## WHAT TO DO
Scan the records for the string "Comportamientos"; copy each line where it occurs.

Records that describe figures
┌──

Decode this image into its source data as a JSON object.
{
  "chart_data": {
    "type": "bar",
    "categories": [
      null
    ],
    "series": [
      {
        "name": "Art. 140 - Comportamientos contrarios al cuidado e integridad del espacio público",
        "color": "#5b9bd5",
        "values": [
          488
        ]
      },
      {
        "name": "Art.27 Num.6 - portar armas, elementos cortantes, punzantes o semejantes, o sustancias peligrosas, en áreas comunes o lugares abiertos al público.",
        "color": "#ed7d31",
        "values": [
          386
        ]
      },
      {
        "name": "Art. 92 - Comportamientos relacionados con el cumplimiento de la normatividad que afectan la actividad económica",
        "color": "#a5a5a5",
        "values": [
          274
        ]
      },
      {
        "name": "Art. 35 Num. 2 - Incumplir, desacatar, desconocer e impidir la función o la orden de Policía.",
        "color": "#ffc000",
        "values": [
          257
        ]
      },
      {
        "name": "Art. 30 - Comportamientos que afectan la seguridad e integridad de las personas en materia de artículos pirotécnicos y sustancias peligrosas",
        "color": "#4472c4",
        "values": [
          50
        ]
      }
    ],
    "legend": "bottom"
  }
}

└──

## SOLUTION FOR THIS TASK
        "name": "Art. 140 - Comportamientos contrarios al cuidado e integridad del espacio público",
        "name": "Art. 92 - Comportamientos relacionados con el cumplimiento de la normatividad que afectan la actividad económica",
        "name": "Art. 30 - Comportamientos que afectan la seguridad e integridad de las personas en materia de artículos pirotécnicos y sustancias peligrosas",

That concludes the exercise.